**WORK REQUIRED**
Copy out each line of the material below that holds the string "this".

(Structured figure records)
## begin

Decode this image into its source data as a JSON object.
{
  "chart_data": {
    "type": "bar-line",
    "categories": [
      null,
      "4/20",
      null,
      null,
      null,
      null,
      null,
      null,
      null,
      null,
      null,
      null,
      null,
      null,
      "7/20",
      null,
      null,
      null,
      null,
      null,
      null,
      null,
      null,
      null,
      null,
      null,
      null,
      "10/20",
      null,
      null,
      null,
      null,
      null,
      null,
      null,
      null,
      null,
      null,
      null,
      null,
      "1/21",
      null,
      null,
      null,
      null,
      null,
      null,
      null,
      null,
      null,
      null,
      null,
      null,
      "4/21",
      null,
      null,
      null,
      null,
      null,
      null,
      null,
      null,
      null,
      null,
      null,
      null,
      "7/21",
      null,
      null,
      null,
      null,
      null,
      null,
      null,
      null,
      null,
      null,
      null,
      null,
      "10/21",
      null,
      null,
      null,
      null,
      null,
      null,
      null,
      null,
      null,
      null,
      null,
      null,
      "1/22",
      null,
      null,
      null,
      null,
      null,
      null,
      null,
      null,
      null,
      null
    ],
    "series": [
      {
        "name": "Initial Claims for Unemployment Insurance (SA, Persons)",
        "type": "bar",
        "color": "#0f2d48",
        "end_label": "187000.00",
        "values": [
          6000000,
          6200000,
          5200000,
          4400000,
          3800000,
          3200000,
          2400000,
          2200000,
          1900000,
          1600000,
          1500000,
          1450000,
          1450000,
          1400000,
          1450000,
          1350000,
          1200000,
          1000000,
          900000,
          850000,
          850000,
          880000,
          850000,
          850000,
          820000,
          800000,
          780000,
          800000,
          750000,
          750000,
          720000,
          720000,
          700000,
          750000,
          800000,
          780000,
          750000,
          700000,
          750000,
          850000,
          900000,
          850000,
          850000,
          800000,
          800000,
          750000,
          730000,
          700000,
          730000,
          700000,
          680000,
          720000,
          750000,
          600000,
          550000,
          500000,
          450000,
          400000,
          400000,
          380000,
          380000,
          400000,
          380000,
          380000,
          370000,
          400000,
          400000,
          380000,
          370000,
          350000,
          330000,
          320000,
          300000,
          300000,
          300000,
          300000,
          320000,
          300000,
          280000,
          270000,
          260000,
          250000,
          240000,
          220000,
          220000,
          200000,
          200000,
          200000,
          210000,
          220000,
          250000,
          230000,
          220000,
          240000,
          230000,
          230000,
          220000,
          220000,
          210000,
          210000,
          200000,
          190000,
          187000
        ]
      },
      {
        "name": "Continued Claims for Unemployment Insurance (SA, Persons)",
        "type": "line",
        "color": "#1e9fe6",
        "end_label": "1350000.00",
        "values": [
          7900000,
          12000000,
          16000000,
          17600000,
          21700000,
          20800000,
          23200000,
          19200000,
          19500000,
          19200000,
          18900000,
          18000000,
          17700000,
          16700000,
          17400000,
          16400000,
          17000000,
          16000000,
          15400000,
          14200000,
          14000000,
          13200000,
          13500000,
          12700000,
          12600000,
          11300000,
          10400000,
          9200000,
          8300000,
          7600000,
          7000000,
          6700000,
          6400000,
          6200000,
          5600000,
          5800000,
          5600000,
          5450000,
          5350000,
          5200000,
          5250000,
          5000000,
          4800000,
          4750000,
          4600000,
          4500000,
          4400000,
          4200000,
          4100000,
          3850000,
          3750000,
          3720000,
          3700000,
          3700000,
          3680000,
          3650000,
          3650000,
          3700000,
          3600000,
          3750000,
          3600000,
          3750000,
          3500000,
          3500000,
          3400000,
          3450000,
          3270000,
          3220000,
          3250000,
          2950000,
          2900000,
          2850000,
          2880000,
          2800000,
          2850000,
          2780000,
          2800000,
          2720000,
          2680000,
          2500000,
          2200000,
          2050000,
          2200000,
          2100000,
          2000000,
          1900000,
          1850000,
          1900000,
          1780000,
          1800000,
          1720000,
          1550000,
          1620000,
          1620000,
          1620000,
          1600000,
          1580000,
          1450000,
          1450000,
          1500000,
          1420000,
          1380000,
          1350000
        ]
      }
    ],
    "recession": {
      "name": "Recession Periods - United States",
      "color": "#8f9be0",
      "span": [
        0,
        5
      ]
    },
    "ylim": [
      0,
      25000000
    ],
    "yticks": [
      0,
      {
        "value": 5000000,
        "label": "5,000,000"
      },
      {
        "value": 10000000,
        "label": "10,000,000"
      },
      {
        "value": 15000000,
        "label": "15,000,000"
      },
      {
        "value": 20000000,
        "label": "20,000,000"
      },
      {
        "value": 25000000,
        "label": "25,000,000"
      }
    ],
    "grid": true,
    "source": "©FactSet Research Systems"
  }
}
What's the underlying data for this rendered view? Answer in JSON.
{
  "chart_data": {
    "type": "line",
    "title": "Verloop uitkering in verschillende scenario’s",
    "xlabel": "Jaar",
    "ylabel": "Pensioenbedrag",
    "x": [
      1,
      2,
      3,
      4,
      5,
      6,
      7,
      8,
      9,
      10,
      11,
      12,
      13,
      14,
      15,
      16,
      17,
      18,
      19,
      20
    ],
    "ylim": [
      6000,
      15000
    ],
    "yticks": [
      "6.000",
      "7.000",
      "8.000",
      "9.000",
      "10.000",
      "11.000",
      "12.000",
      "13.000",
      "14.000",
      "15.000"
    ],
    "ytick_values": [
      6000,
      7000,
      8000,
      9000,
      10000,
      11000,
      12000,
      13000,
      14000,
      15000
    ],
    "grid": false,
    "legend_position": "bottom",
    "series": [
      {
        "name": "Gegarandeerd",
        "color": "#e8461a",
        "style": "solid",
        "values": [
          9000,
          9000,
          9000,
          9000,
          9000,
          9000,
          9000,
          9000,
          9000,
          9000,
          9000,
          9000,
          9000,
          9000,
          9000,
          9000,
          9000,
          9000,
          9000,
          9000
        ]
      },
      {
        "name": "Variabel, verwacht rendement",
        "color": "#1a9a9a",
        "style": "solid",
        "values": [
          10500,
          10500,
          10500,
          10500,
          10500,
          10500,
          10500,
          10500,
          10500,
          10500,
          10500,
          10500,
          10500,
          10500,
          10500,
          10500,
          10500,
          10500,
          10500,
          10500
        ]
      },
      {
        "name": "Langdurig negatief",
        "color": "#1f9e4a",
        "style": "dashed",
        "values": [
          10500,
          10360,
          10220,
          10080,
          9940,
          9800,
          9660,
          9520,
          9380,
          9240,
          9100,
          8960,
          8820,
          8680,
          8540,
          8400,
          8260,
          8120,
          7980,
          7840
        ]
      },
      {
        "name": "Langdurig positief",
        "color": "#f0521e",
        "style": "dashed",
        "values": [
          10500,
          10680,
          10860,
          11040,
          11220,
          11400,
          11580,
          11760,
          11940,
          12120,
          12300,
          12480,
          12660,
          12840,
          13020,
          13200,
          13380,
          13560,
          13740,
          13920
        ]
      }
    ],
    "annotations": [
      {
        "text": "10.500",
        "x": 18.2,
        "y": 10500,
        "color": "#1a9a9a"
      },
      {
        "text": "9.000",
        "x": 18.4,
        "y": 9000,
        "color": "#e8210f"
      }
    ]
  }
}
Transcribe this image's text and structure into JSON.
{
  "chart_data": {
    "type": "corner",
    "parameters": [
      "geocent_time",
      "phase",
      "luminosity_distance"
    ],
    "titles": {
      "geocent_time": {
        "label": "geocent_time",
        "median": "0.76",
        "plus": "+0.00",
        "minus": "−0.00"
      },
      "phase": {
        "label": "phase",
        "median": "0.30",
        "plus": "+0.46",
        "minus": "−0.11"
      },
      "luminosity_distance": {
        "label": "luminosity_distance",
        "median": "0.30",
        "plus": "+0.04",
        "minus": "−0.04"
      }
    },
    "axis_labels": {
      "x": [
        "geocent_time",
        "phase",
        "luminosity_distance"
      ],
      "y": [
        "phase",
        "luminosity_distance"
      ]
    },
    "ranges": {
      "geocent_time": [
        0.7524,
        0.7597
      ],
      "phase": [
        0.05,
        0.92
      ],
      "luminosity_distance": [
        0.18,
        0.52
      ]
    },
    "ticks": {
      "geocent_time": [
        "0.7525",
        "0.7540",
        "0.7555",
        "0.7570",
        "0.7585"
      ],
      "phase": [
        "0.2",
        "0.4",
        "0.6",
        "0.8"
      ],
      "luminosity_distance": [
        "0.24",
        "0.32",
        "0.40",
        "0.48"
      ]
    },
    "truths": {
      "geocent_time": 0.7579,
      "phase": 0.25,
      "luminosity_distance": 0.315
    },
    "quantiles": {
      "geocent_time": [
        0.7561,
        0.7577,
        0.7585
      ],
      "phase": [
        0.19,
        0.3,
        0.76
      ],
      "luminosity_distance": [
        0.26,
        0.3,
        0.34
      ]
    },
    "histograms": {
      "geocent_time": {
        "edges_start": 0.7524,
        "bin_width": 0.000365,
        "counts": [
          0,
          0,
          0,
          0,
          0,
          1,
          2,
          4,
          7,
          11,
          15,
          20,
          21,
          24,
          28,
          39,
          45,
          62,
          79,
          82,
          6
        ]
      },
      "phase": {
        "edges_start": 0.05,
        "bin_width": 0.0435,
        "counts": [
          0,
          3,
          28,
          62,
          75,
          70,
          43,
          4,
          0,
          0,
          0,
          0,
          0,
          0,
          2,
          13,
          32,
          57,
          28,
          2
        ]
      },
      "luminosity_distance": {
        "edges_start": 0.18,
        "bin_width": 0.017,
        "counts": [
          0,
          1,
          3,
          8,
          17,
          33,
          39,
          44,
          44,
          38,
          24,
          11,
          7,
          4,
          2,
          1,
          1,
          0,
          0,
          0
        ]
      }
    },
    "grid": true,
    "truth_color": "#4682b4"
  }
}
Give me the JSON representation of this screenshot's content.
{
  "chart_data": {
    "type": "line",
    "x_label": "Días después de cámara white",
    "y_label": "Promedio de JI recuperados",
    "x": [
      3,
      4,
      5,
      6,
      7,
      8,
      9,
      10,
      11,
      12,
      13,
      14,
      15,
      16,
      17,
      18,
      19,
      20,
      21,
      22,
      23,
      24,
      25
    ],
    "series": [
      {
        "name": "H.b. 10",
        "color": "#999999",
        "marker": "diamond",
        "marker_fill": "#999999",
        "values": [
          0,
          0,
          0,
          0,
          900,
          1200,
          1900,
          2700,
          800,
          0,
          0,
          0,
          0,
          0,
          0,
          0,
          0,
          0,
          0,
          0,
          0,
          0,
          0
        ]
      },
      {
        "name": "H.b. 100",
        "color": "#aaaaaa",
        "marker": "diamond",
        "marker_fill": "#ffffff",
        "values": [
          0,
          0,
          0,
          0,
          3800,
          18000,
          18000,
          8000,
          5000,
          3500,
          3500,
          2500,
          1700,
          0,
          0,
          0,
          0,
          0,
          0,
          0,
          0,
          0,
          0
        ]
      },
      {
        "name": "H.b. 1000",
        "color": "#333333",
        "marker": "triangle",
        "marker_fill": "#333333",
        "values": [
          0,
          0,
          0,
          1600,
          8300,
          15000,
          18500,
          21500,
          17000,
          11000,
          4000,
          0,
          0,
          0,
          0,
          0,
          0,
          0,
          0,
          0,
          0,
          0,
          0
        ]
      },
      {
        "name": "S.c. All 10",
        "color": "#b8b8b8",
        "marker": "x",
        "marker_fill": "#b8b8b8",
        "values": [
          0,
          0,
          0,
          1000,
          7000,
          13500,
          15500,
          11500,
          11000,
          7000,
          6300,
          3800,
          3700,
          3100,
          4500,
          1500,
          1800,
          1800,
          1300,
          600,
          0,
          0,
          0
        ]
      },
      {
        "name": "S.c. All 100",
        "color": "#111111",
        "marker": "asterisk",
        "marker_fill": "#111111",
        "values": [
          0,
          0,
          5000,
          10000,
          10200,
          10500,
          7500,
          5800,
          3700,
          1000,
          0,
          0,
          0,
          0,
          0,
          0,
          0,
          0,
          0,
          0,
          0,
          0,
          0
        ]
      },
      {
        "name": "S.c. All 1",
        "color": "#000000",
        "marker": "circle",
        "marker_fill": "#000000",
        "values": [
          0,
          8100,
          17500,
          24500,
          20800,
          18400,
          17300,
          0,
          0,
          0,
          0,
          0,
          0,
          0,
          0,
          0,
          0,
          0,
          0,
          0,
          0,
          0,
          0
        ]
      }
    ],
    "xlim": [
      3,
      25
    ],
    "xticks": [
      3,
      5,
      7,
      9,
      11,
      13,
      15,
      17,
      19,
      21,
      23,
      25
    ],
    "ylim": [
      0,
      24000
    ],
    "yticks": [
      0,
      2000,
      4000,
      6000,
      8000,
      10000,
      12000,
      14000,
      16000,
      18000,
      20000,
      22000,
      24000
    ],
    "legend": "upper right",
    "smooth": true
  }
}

## end

**WORKED ANSWER**
Decode this image into its source data as a JSON object.
What's the underlying data for this rendered view? Answer in JSON.
Transcribe this image's text and structure into JSON.
Give me the JSON representation of this screenshot's content.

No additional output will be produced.